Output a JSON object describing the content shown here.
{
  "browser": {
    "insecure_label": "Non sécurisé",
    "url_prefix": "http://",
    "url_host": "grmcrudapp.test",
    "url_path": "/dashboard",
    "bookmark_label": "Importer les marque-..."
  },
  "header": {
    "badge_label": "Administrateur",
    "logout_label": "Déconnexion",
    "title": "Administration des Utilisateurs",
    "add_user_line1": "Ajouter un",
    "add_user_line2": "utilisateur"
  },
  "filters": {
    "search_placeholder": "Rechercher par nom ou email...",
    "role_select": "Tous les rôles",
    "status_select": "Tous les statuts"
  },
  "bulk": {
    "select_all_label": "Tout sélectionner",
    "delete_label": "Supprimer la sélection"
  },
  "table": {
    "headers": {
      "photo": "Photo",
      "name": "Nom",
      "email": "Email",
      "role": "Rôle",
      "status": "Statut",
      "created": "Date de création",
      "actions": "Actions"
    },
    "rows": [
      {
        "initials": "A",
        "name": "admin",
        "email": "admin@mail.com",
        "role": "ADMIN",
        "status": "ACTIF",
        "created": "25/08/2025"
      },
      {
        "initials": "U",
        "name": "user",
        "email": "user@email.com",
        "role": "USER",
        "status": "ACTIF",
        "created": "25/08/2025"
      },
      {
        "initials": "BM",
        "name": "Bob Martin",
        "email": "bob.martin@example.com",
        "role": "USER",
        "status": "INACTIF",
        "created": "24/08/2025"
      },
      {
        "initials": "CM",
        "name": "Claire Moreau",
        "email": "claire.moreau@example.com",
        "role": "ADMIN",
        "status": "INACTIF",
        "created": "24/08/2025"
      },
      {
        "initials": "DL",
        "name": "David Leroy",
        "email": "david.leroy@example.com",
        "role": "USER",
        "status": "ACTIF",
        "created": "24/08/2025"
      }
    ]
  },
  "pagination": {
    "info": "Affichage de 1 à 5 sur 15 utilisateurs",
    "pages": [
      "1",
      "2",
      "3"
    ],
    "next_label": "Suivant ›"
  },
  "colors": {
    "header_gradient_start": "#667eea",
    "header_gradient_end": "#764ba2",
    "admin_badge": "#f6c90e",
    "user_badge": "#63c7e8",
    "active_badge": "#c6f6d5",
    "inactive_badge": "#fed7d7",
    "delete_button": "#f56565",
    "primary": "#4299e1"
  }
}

Problem to solve | Pick out and copy the lines of the entries that hold the string "name".

Answer in full |
      "name": "Nom",
        "name": "admin",
        "name": "user",
        "name": "Bob Martin",
        "name": "Claire Moreau",
        "name": "David Leroy",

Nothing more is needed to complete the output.